### TASK PROMPT
Produce a verbatim copy of the entries listed below.

[Extracted records]

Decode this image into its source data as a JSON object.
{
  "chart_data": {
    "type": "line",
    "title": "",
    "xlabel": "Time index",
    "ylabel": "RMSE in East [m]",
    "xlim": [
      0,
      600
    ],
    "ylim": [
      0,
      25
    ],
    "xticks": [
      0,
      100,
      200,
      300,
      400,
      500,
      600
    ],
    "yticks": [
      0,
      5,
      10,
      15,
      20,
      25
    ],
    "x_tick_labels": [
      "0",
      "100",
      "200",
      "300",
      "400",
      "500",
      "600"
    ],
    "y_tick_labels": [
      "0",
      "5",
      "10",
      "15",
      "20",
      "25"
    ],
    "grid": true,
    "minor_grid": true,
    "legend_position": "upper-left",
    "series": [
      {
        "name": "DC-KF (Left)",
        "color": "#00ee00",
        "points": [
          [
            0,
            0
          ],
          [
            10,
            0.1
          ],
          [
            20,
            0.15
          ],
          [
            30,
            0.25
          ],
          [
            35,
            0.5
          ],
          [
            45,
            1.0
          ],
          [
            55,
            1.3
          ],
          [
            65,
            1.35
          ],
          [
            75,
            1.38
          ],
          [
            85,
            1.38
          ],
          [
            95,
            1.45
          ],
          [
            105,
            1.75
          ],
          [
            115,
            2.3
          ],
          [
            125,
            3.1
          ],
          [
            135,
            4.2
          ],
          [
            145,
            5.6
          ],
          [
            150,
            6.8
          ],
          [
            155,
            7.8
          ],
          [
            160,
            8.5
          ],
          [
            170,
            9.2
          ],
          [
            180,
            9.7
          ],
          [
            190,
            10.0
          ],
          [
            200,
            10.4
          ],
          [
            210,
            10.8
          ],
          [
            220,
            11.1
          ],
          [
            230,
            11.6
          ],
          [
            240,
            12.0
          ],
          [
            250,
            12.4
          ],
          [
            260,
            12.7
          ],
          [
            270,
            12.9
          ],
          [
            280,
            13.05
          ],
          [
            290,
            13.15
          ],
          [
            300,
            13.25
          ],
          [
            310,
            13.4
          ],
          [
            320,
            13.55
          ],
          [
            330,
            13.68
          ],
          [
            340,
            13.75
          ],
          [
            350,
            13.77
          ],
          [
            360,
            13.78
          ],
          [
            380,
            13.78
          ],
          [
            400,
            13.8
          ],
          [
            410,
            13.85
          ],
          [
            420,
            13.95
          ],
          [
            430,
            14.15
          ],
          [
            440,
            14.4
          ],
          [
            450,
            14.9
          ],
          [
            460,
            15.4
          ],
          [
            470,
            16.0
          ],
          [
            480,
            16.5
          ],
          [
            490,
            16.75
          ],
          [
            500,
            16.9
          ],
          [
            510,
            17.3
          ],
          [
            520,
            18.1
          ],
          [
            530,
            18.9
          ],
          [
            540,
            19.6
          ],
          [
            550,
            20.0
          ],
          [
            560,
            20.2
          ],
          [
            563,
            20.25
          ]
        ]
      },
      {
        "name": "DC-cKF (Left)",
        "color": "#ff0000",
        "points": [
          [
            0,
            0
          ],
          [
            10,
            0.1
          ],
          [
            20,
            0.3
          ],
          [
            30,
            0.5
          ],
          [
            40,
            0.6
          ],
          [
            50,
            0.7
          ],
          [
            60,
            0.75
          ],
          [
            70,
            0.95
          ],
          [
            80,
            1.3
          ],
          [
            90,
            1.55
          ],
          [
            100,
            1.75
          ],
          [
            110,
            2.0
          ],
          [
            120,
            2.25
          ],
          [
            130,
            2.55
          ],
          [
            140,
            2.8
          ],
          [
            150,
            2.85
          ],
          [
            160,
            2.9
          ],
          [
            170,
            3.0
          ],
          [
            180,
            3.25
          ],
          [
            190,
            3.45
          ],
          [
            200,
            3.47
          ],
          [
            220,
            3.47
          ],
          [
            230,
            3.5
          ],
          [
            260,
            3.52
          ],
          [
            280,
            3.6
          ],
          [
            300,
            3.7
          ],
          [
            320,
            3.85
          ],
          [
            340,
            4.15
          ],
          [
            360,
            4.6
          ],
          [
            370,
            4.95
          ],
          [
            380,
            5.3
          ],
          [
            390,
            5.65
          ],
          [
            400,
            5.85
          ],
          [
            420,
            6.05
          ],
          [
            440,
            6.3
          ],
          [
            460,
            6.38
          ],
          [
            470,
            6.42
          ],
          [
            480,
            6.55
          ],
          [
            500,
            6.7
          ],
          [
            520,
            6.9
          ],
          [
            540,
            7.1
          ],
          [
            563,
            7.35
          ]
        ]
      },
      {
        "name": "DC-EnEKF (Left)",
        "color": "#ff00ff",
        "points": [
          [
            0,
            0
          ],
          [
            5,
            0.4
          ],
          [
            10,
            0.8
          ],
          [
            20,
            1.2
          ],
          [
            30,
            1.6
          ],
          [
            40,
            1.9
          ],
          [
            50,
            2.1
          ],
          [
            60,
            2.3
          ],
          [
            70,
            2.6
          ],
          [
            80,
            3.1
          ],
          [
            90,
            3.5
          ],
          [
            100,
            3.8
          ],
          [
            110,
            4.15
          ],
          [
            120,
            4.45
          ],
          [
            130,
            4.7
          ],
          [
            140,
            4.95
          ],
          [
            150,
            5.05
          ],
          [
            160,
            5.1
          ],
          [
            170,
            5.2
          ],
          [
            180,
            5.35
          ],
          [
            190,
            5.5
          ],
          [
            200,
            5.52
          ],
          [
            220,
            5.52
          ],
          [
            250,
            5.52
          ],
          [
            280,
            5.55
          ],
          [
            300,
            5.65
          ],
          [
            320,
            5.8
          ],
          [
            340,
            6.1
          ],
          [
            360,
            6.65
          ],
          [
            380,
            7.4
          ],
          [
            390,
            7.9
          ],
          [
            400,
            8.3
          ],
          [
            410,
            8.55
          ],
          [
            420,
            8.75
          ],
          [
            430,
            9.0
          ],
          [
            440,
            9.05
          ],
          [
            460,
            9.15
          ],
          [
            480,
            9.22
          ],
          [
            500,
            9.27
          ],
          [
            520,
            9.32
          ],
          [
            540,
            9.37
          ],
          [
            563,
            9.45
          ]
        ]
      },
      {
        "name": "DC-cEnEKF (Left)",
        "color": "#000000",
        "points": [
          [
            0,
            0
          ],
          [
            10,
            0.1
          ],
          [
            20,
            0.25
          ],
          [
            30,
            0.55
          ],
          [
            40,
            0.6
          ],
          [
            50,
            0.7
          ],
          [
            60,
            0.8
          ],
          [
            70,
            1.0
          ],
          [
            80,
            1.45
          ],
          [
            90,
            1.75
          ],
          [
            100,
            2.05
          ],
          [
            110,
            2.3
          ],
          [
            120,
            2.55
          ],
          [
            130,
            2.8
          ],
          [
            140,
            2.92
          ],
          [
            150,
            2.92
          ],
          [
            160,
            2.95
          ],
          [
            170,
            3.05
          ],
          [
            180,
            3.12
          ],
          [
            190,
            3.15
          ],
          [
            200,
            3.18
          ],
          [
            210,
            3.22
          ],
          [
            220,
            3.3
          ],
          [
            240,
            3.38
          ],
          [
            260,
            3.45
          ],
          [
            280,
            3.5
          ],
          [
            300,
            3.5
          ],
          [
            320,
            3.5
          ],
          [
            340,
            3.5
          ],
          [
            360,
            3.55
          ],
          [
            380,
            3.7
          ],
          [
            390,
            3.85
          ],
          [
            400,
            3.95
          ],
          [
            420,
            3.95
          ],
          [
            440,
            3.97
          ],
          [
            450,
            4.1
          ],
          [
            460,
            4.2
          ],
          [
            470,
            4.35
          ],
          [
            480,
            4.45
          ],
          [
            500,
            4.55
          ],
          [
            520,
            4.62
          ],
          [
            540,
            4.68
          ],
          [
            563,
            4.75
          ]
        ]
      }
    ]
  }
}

### ANSWER BELOW
Decode this image into its source data as a JSON object.
{
  "chart_data": {
    "type": "line",
    "title": "",
    "xlabel": "Time index",
    "ylabel": "RMSE in East [m]",
    "xlim": [
      0,
      600
    ],
    "ylim": [
      0,
      25
    ],
    "xticks": [
      0,
      100,
      200,
      300,
      400,
      500,
      600
    ],
    "yticks": [
      0,
      5,
      10,
      15,
      20,
      25
    ],
    "x_tick_labels": [
      "0",
      "100",
      "200",
      "300",
      "400",
      "500",
      "600"
    ],
    "y_tick_labels": [
      "0",
      "5",
      "10",
      "15",
      "20",
      "25"
    ],
    "grid": true,
    "minor_grid": true,
    "legend_position": "upper-left",
    "series": [
      {
        "name": "DC-KF (Left)",
        "color": "#00ee00",
        "points": [
          [
            0,
            0
          ],
          [
            10,
            0.1
          ],
          [
            20,
            0.15
          ],
          [
            30,
            0.25
          ],
          [
            35,
            0.5
          ],
          [
            45,
            1.0
          ],
          [
            55,
            1.3
          ],
          [
            65,
            1.35
          ],
          [
            75,
            1.38
          ],
          [
            85,
            1.38
          ],
          [
            95,
            1.45
          ],
          [
            105,
            1.75
          ],
          [
            115,
            2.3
          ],
          [
            125,
            3.1
          ],
          [
            135,
            4.2
          ],
          [
            145,
            5.6
          ],
          [
            150,
            6.8
          ],
          [
            155,
            7.8
          ],
          [
            160,
            8.5
          ],
          [
            170,
            9.2
          ],
          [
            180,
            9.7
          ],
          [
            190,
            10.0
          ],
          [
            200,
            10.4
          ],
          [
            210,
            10.8
          ],
          [
            220,
            11.1
          ],
          [
            230,
            11.6
          ],
          [
            240,
            12.0
          ],
          [
            250,
            12.4
          ],
          [
            260,
            12.7
          ],
          [
            270,
            12.9
          ],
          [
            280,
            13.05
          ],
          [
            290,
            13.15
          ],
          [
            300,
            13.25
          ],
          [
            310,
            13.4
          ],
          [
            320,
            13.55
          ],
          [
            330,
            13.68
          ],
          [
            340,
            13.75
          ],
          [
            350,
            13.77
          ],
          [
            360,
            13.78
          ],
          [
            380,
            13.78
          ],
          [
            400,
            13.8
          ],
          [
            410,
            13.85
          ],
          [
            420,
            13.95
          ],
          [
            430,
            14.15
          ],
          [
            440,
            14.4
          ],
          [
            450,
            14.9
          ],
          [
            460,
            15.4
          ],
          [
            470,
            16.0
          ],
          [
            480,
            16.5
          ],
          [
            490,
            16.75
          ],
          [
            500,
            16.9
          ],
          [
            510,
            17.3
          ],
          [
            520,
            18.1
          ],
          [
            530,
            18.9
          ],
          [
            540,
            19.6
          ],
          [
            550,
            20.0
          ],
          [
            560,
            20.2
          ],
          [
            563,
            20.25
          ]
        ]
      },
      {
        "name": "DC-cKF (Left)",
        "color": "#ff0000",
        "points": [
          [
            0,
            0
          ],
          [
            10,
            0.1
          ],
          [
            20,
            0.3
          ],
          [
            30,
            0.5
          ],
          [
            40,
            0.6
          ],
          [
            50,
            0.7
          ],
          [
            60,
            0.75
          ],
          [
            70,
            0.95
          ],
          [
            80,
            1.3
          ],
          [
            90,
            1.55
          ],
          [
            100,
            1.75
          ],
          [
            110,
            2.0
          ],
          [
            120,
            2.25
          ],
          [
            130,
            2.55
          ],
          [
            140,
            2.8
          ],
          [
            150,
            2.85
          ],
          [
            160,
            2.9
          ],
          [
            170,
            3.0
          ],
          [
            180,
            3.25
          ],
          [
            190,
            3.45
          ],
          [
            200,
            3.47
          ],
          [
            220,
            3.47
          ],
          [
            230,
            3.5
          ],
          [
            260,
            3.52
          ],
          [
            280,
            3.6
          ],
          [
            300,
            3.7
          ],
          [
            320,
            3.85
          ],
          [
            340,
            4.15
          ],
          [
            360,
            4.6
          ],
          [
            370,
            4.95
          ],
          [
            380,
            5.3
          ],
          [
            390,
            5.65
          ],
          [
            400,
            5.85
          ],
          [
            420,
            6.05
          ],
          [
            440,
            6.3
          ],
          [
            460,
            6.38
          ],
          [
            470,
            6.42
          ],
          [
            480,
            6.55
          ],
          [
            500,
            6.7
          ],
          [
            520,
            6.9
          ],
          [
            540,
            7.1
          ],
          [
            563,
            7.35
          ]
        ]
      },
      {
        "name": "DC-EnEKF (Left)",
        "color": "#ff00ff",
        "points": [
          [
            0,
            0
          ],
          [
            5,
            0.4
          ],
          [
            10,
            0.8
          ],
          [
            20,
            1.2
          ],
          [
            30,
            1.6
          ],
          [
            40,
            1.9
          ],
          [
            50,
            2.1
          ],
          [
            60,
            2.3
          ],
          [
            70,
            2.6
          ],
          [
            80,
            3.1
          ],
          [
            90,
            3.5
          ],
          [
            100,
            3.8
          ],
          [
            110,
            4.15
          ],
          [
            120,
            4.45
          ],
          [
            130,
            4.7
          ],
          [
            140,
            4.95
          ],
          [
            150,
            5.05
          ],
          [
            160,
            5.1
          ],
          [
            170,
            5.2
          ],
          [
            180,
            5.35
          ],
          [
            190,
            5.5
          ],
          [
            200,
            5.52
          ],
          [
            220,
            5.52
          ],
          [
            250,
            5.52
          ],
          [
            280,
            5.55
          ],
          [
            300,
            5.65
          ],
          [
            320,
            5.8
          ],
          [
            340,
            6.1
          ],
          [
            360,
            6.65
          ],
          [
            380,
            7.4
          ],
          [
            390,
            7.9
          ],
          [
            400,
            8.3
          ],
          [
            410,
            8.55
          ],
          [
            420,
            8.75
          ],
          [
            430,
            9.0
          ],
          [
            440,
            9.05
          ],
          [
            460,
            9.15
          ],
          [
            480,
            9.22
          ],
          [
            500,
            9.27
          ],
          [
            520,
            9.32
          ],
          [
            540,
            9.37
          ],
          [
            563,
            9.45
          ]
        ]
      },
      {
        "name": "DC-cEnEKF (Left)",
        "color": "#000000",
        "points": [
          [
            0,
            0
          ],
          [
            10,
            0.1
          ],
          [
            20,
            0.25
          ],
          [
            30,
            0.55
          ],
          [
            40,
            0.6
          ],
          [
            50,
            0.7
          ],
          [
            60,
            0.8
          ],
          [
            70,
            1.0
          ],
          [
            80,
            1.45
          ],
          [
            90,
            1.75
          ],
          [
            100,
            2.05
          ],
          [
            110,
            2.3
          ],
          [
            120,
            2.55
          ],
          [
            130,
            2.8
          ],
          [
            140,
            2.92
          ],
          [
            150,
            2.92
          ],
          [
            160,
            2.95
          ],
          [
            170,
            3.05
          ],
          [
            180,
            3.12
          ],
          [
            190,
            3.15
          ],
          [
            200,
            3.18
          ],
          [
            210,
            3.22
          ],
          [
            220,
            3.3
          ],
          [
            240,
            3.38
          ],
          [
            260,
            3.45
          ],
          [
            280,
            3.5
          ],
          [
            300,
            3.5
          ],
          [
            320,
            3.5
          ],
          [
            340,
            3.5
          ],
          [
            360,
            3.55
          ],
          [
            380,
            3.7
          ],
          [
            390,
            3.85
          ],
          [
            400,
            3.95
          ],
          [
            420,
            3.95
          ],
          [
            440,
            3.97
          ],
          [
            450,
            4.1
          ],
          [
            460,
            4.2
          ],
          [
            470,
            4.35
          ],
          [
            480,
            4.45
          ],
          [
            500,
            4.55
          ],
          [
            520,
            4.62
          ],
          [
            540,
            4.68
          ],
          [
            563,
            4.75
          ]
        ]
      }
    ]
  }
}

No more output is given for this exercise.